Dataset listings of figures
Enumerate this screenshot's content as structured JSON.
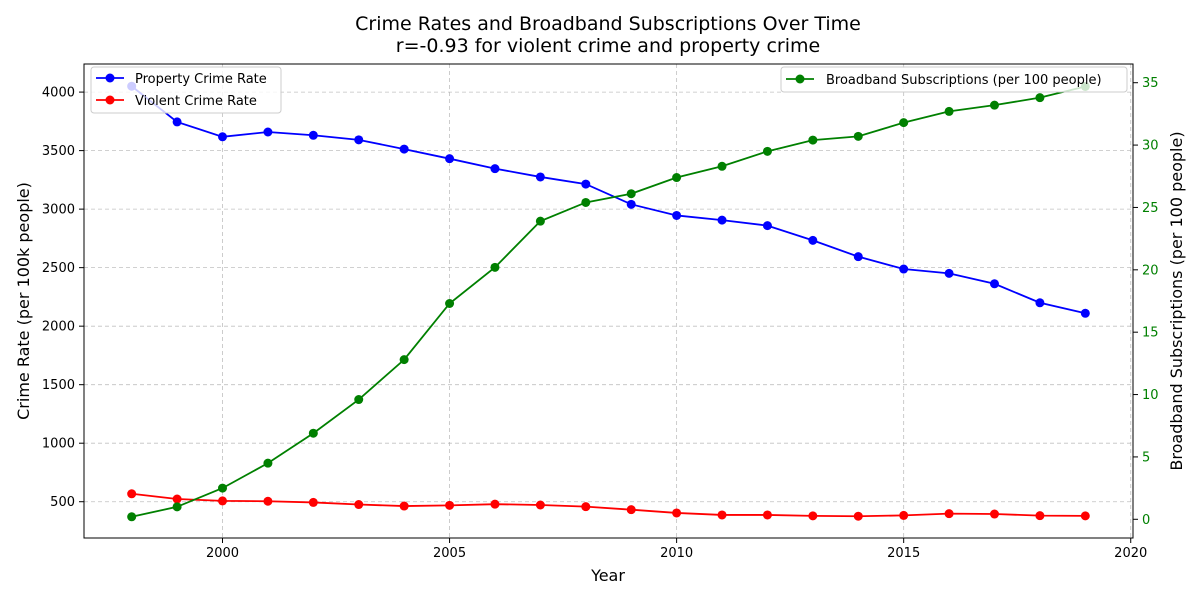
{
  "chart_data": {
    "type": "line",
    "title": "Crime Rates and Broadband Subscriptions Over Time",
    "subtitle": "r=-0.93 for violent crime and property crime",
    "xlabel": "Year",
    "ylabel_left": "Crime Rate (per 100k people)",
    "ylabel_right": "Broadband Subscriptions (per 100 people)",
    "x": [
      1998,
      1999,
      2000,
      2001,
      2002,
      2003,
      2004,
      2005,
      2006,
      2007,
      2008,
      2009,
      2010,
      2011,
      2012,
      2013,
      2014,
      2015,
      2016,
      2017,
      2018,
      2019
    ],
    "x_ticks": [
      "2000",
      "2005",
      "2010",
      "2015",
      "2020"
    ],
    "xlim": [
      1996.95,
      2020.05
    ],
    "ylim_left": [
      190,
      4240
    ],
    "ylim_right": [
      -1.5,
      36.5
    ],
    "yticks_left": [
      "500",
      "1000",
      "1500",
      "2000",
      "2500",
      "3000",
      "3500",
      "4000"
    ],
    "yticks_right": [
      "0",
      "5",
      "10",
      "15",
      "20",
      "25",
      "30",
      "35"
    ],
    "grid": true,
    "series": [
      {
        "name": "Property Crime Rate",
        "axis": "left",
        "color": "#0000ff",
        "values": [
          4050,
          3745,
          3618,
          3659,
          3631,
          3592,
          3513,
          3431,
          3346,
          3275,
          3214,
          3041,
          2946,
          2906,
          2859,
          2733,
          2594,
          2488,
          2451,
          2362,
          2200,
          2110
        ]
      },
      {
        "name": "Violent Crime Rate",
        "axis": "left",
        "color": "#ff0000",
        "values": [
          568,
          523,
          507,
          504,
          494,
          476,
          463,
          469,
          479,
          472,
          458,
          432,
          404,
          387,
          387,
          379,
          376,
          383,
          398,
          395,
          381,
          379
        ]
      },
      {
        "name": "Broadband Subscriptions (per 100 people)",
        "axis": "right",
        "color": "#008000",
        "values": [
          0.2,
          1.0,
          2.5,
          4.5,
          6.9,
          9.6,
          12.8,
          17.3,
          20.2,
          23.9,
          25.4,
          26.1,
          27.4,
          28.3,
          29.5,
          30.4,
          30.7,
          31.8,
          32.7,
          33.2,
          33.8,
          34.7
        ]
      }
    ],
    "legend_left": {
      "placement": "top-left",
      "entries": [
        "Property Crime Rate",
        "Violent Crime Rate"
      ]
    },
    "legend_right": {
      "placement": "top-right",
      "entries": [
        "Broadband Subscriptions (per 100 people)"
      ]
    }
  }
}
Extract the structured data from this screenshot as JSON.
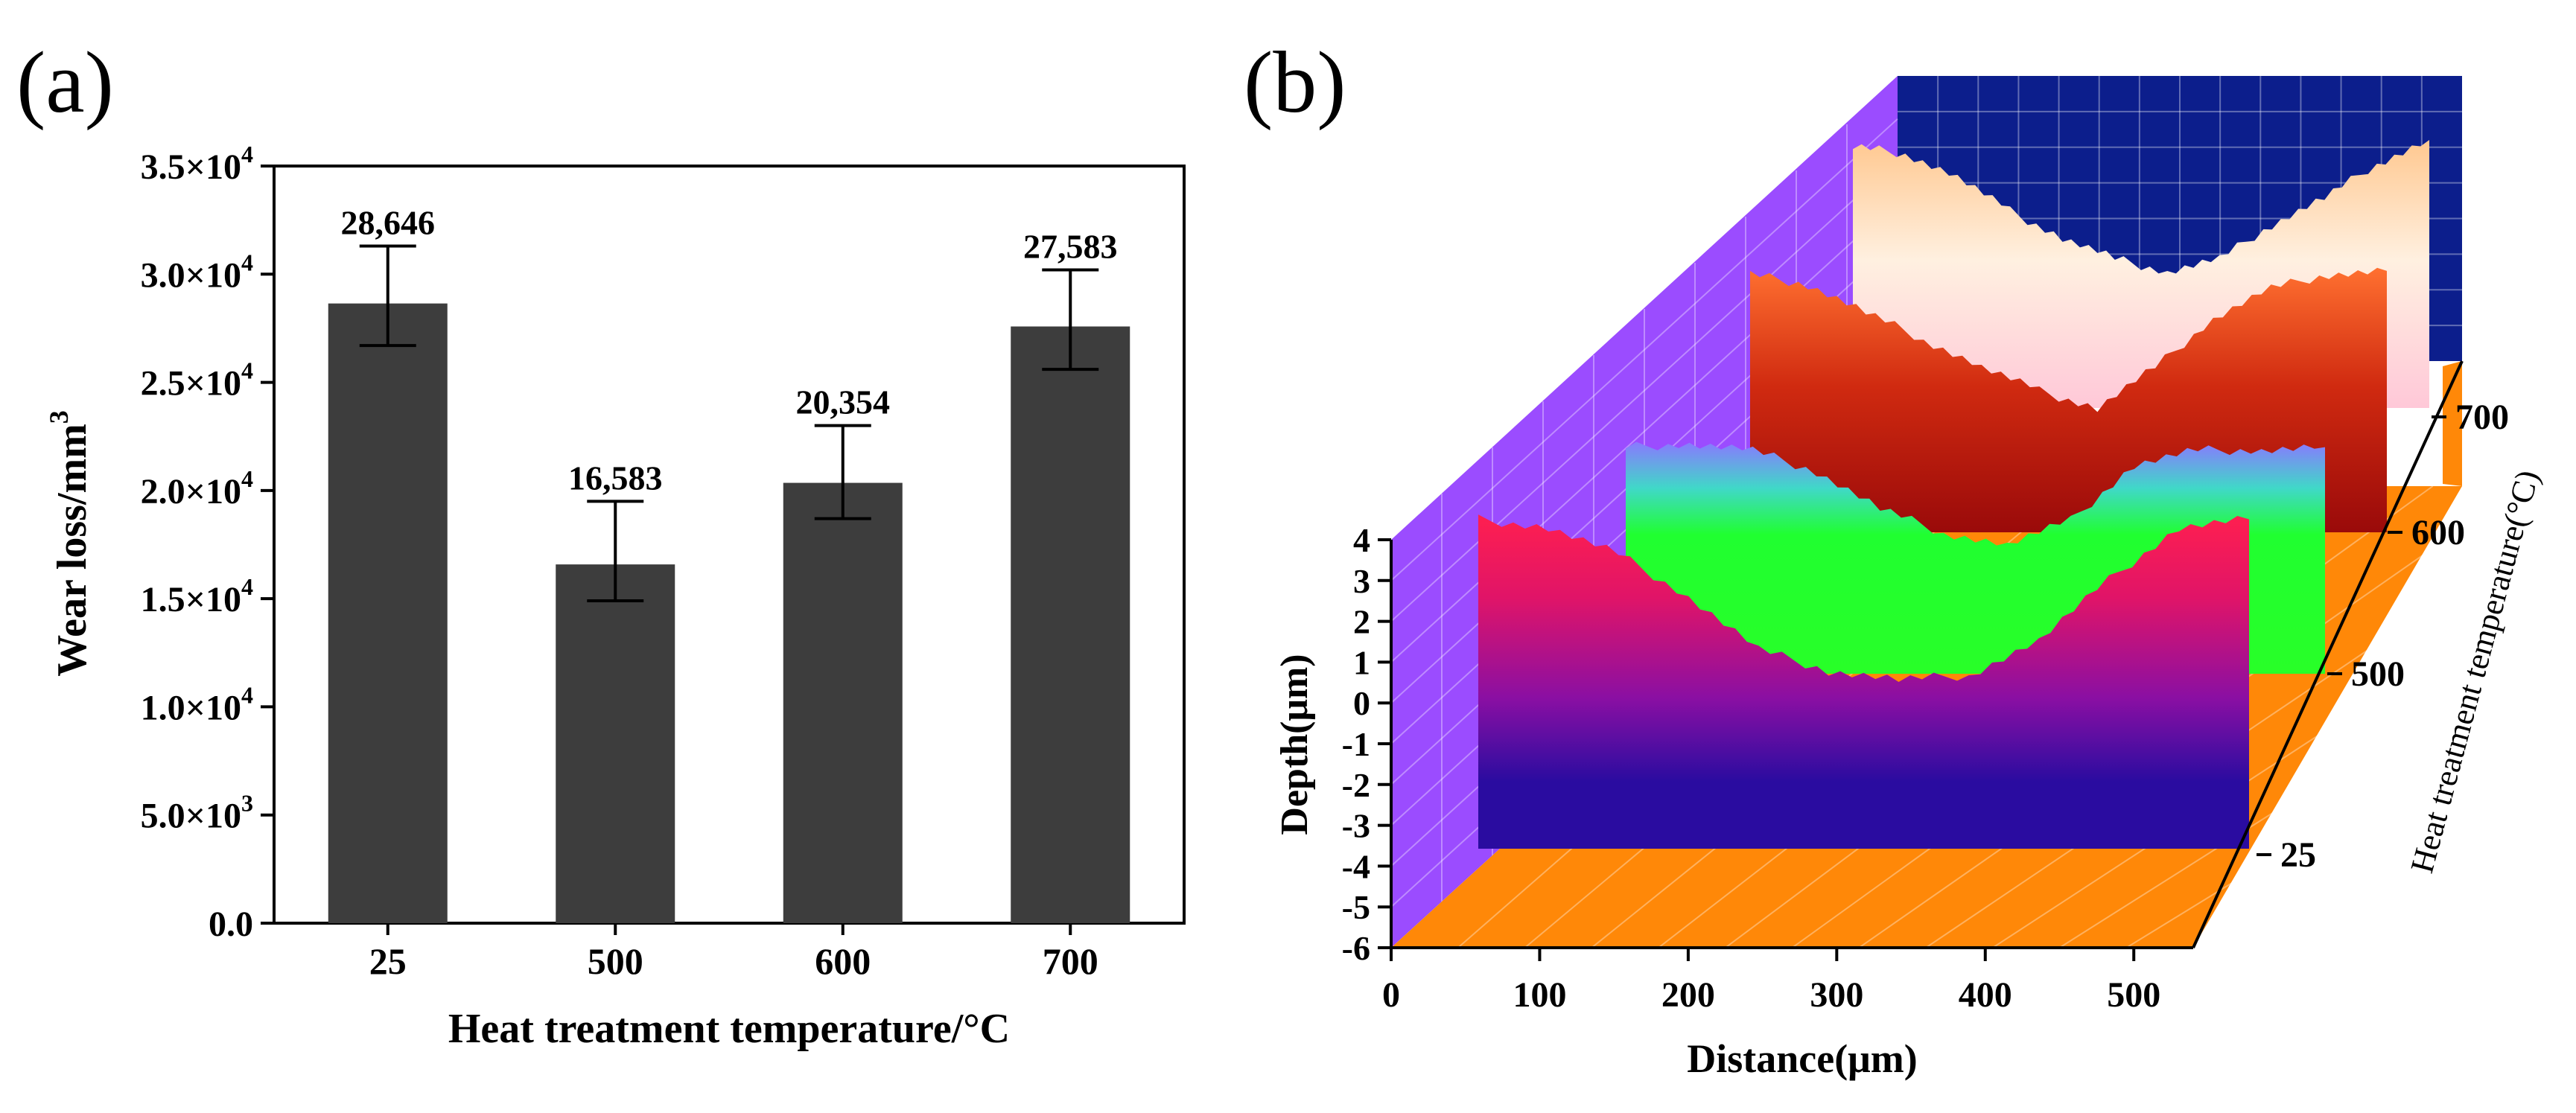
{
  "chart_data": [
    {
      "panel_label": "(a)",
      "type": "bar",
      "categories": [
        "25",
        "500",
        "600",
        "700"
      ],
      "values": [
        28646,
        16583,
        20354,
        27583
      ],
      "value_labels": [
        "28,646",
        "16,583",
        "20,354",
        "27,583"
      ],
      "error_bars": [
        {
          "low": 26700,
          "high": 31300
        },
        {
          "low": 14900,
          "high": 19500
        },
        {
          "low": 18700,
          "high": 23000
        },
        {
          "low": 25600,
          "high": 30200
        }
      ],
      "xlabel": "Heat treatment temperature/°C",
      "ylabel": {
        "main": "Wear loss/mm",
        "sup": "3"
      },
      "ylim": [
        0,
        35000
      ],
      "yticks": [
        {
          "value": 0,
          "mantissa": "0.0",
          "exp": ""
        },
        {
          "value": 5000,
          "mantissa": "5.0×10",
          "exp": "3"
        },
        {
          "value": 10000,
          "mantissa": "1.0×10",
          "exp": "4"
        },
        {
          "value": 15000,
          "mantissa": "1.5×10",
          "exp": "4"
        },
        {
          "value": 20000,
          "mantissa": "2.0×10",
          "exp": "4"
        },
        {
          "value": 25000,
          "mantissa": "2.5×10",
          "exp": "4"
        },
        {
          "value": 30000,
          "mantissa": "3.0×10",
          "exp": "4"
        },
        {
          "value": 35000,
          "mantissa": "3.5×10",
          "exp": "4"
        }
      ],
      "bar_color": "#3d3d3d",
      "grid": false
    },
    {
      "panel_label": "(b)",
      "type": "surface-3d-profiles",
      "xlabel": "Distance(μm)",
      "ylabel": "Depth(μm)",
      "zlabel": "Heat treatment temperature(°C)",
      "x_ticks": [
        "0",
        "100",
        "200",
        "300",
        "400",
        "500"
      ],
      "x_range": [
        0,
        540
      ],
      "depth_ticks": [
        "4",
        "3",
        "2",
        "1",
        "0",
        "-1",
        "-2",
        "-3",
        "-4",
        "-5",
        "-6"
      ],
      "depth_range": [
        -6,
        4
      ],
      "temperature_ticks": [
        "25",
        "500",
        "600",
        "700"
      ],
      "series": [
        {
          "name": "25",
          "colors": {
            "top": "#ff1f4f",
            "mid": "#a0109a",
            "bottom": "#2a0ca0"
          },
          "profile_depth_um": [
            3.0,
            2.8,
            2.2,
            1.2,
            0.0,
            -0.5,
            -0.7,
            -0.6,
            0.2,
            1.6,
            2.8,
            3.0
          ]
        },
        {
          "name": "500",
          "colors": {
            "top": "#7f7cff",
            "mid": "#20ff20",
            "bottom": "#28ff28"
          },
          "profile_depth_um": [
            2.8,
            2.9,
            2.7,
            2.0,
            0.8,
            0.0,
            -0.4,
            0.4,
            2.2,
            2.7,
            2.7,
            2.8
          ]
        },
        {
          "name": "600",
          "colors": {
            "top": "#ff6020",
            "mid": "#d02a10",
            "bottom": "#9a0a0a"
          },
          "profile_depth_um": [
            2.9,
            2.6,
            1.8,
            1.0,
            0.2,
            -0.5,
            -1.0,
            0.2,
            1.6,
            2.5,
            2.9,
            3.0
          ]
        },
        {
          "name": "700",
          "colors": {
            "top": "#ffc890",
            "mid": "#ffd0d8",
            "bottom": "#ffc8d8"
          },
          "profile_depth_um": [
            3.1,
            2.9,
            2.2,
            1.2,
            0.4,
            -0.2,
            -0.6,
            -0.2,
            0.8,
            1.6,
            2.6,
            3.3
          ]
        }
      ],
      "wall_colors": {
        "left": "#9b4cff",
        "floor": "#ff8808",
        "back": "#0c1e8c"
      }
    }
  ]
}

**EXERCISE DETAILS**
Transcribe the full listing above exactly as it stands, minus the pictures.

**TASK OUTPUT**
Enumerate this screenshot's content as structured JSON.
{
  "chart_data": {
    "type": "line",
    "title": "Crime Rates and Broadband Subscriptions Over Time",
    "subtitle": "r=-0.93 for violent crime and property crime",
    "xlabel": "Year",
    "ylabel_left": "Crime Rate (per 100k people)",
    "ylabel_right": "Broadband Subscriptions (per 100 people)",
    "x": [
      1998,
      1999,
      2000,
      2001,
      2002,
      2003,
      2004,
      2005,
      2006,
      2007,
      2008,
      2009,
      2010,
      2011,
      2012,
      2013,
      2014,
      2015,
      2016,
      2017,
      2018,
      2019
    ],
    "x_ticks": [
      "2000",
      "2005",
      "2010",
      "2015",
      "2020"
    ],
    "xlim": [
      1996.95,
      2020.05
    ],
    "ylim_left": [
      190,
      4240
    ],
    "ylim_right": [
      -1.5,
      36.5
    ],
    "yticks_left": [
      "500",
      "1000",
      "1500",
      "2000",
      "2500",
      "3000",
      "3500",
      "4000"
    ],
    "yticks_right": [
      "0",
      "5",
      "10",
      "15",
      "20",
      "25",
      "30",
      "35"
    ],
    "grid": true,
    "series": [
      {
        "name": "Property Crime Rate",
        "axis": "left",
        "color": "#0000ff",
        "values": [
          4050,
          3745,
          3618,
          3659,
          3631,
          3592,
          3513,
          3431,
          3346,
          3275,
          3214,
          3041,
          2946,
          2906,
          2859,
          2733,
          2594,
          2488,
          2451,
          2362,
          2200,
          2110
        ]
      },
      {
        "name": "Violent Crime Rate",
        "axis": "left",
        "color": "#ff0000",
        "values": [
          568,
          523,
          507,
          504,
          494,
          476,
          463,
          469,
          479,
          472,
          458,
          432,
          404,
          387,
          387,
          379,
          376,
          383,
          398,
          395,
          381,
          379
        ]
      },
      {
        "name": "Broadband Subscriptions (per 100 people)",
        "axis": "right",
        "color": "#008000",
        "values": [
          0.2,
          1.0,
          2.5,
          4.5,
          6.9,
          9.6,
          12.8,
          17.3,
          20.2,
          23.9,
          25.4,
          26.1,
          27.4,
          28.3,
          29.5,
          30.4,
          30.7,
          31.8,
          32.7,
          33.2,
          33.8,
          34.7
        ]
      }
    ],
    "legend_left": {
      "placement": "top-left",
      "entries": [
        "Property Crime Rate",
        "Violent Crime Rate"
      ]
    },
    "legend_right": {
      "placement": "top-right",
      "entries": [
        "Broadband Subscriptions (per 100 people)"
      ]
    }
  }
}
Extract the structured data from this screenshot as JSON.
{
  "chart_data": [
    {
      "panel_label": "(a)",
      "type": "bar",
      "categories": [
        "25",
        "500",
        "600",
        "700"
      ],
      "values": [
        28646,
        16583,
        20354,
        27583
      ],
      "value_labels": [
        "28,646",
        "16,583",
        "20,354",
        "27,583"
      ],
      "error_bars": [
        {
          "low": 26700,
          "high": 31300
        },
        {
          "low": 14900,
          "high": 19500
        },
        {
          "low": 18700,
          "high": 23000
        },
        {
          "low": 25600,
          "high": 30200
        }
      ],
      "xlabel": "Heat treatment temperature/°C",
      "ylabel": {
        "main": "Wear loss/mm",
        "sup": "3"
      },
      "ylim": [
        0,
        35000
      ],
      "yticks": [
        {
          "value": 0,
          "mantissa": "0.0",
          "exp": ""
        },
        {
          "value": 5000,
          "mantissa": "5.0×10",
          "exp": "3"
        },
        {
          "value": 10000,
          "mantissa": "1.0×10",
          "exp": "4"
        },
        {
          "value": 15000,
          "mantissa": "1.5×10",
          "exp": "4"
        },
        {
          "value": 20000,
          "mantissa": "2.0×10",
          "exp": "4"
        },
        {
          "value": 25000,
          "mantissa": "2.5×10",
          "exp": "4"
        },
        {
          "value": 30000,
          "mantissa": "3.0×10",
          "exp": "4"
        },
        {
          "value": 35000,
          "mantissa": "3.5×10",
          "exp": "4"
        }
      ],
      "bar_color": "#3d3d3d",
      "grid": false
    },
    {
      "panel_label": "(b)",
      "type": "surface-3d-profiles",
      "xlabel": "Distance(μm)",
      "ylabel": "Depth(μm)",
      "zlabel": "Heat treatment temperature(°C)",
      "x_ticks": [
        "0",
        "100",
        "200",
        "300",
        "400",
        "500"
      ],
      "x_range": [
        0,
        540
      ],
      "depth_ticks": [
        "4",
        "3",
        "2",
        "1",
        "0",
        "-1",
        "-2",
        "-3",
        "-4",
        "-5",
        "-6"
      ],
      "depth_range": [
        -6,
        4
      ],
      "temperature_ticks": [
        "25",
        "500",
        "600",
        "700"
      ],
      "series": [
        {
          "name": "25",
          "colors": {
            "top": "#ff1f4f",
            "mid": "#a0109a",
            "bottom": "#2a0ca0"
          },
          "profile_depth_um": [
            3.0,
            2.8,
            2.2,
            1.2,
            0.0,
            -0.5,
            -0.7,
            -0.6,
            0.2,
            1.6,
            2.8,
            3.0
          ]
        },
        {
          "name": "500",
          "colors": {
            "top": "#7f7cff",
            "mid": "#20ff20",
            "bottom": "#28ff28"
          },
          "profile_depth_um": [
            2.8,
            2.9,
            2.7,
            2.0,
            0.8,
            0.0,
            -0.4,
            0.4,
            2.2,
            2.7,
            2.7,
            2.8
          ]
        },
        {
          "name": "600",
          "colors": {
            "top": "#ff6020",
            "mid": "#d02a10",
            "bottom": "#9a0a0a"
          },
          "profile_depth_um": [
            2.9,
            2.6,
            1.8,
            1.0,
            0.2,
            -0.5,
            -1.0,
            0.2,
            1.6,
            2.5,
            2.9,
            3.0
          ]
        },
        {
          "name": "700",
          "colors": {
            "top": "#ffc890",
            "mid": "#ffd0d8",
            "bottom": "#ffc8d8"
          },
          "profile_depth_um": [
            3.1,
            2.9,
            2.2,
            1.2,
            0.4,
            -0.2,
            -0.6,
            -0.2,
            0.8,
            1.6,
            2.6,
            3.3
          ]
        }
      ],
      "wall_colors": {
        "left": "#9b4cff",
        "floor": "#ff8808",
        "back": "#0c1e8c"
      }
    }
  ]
}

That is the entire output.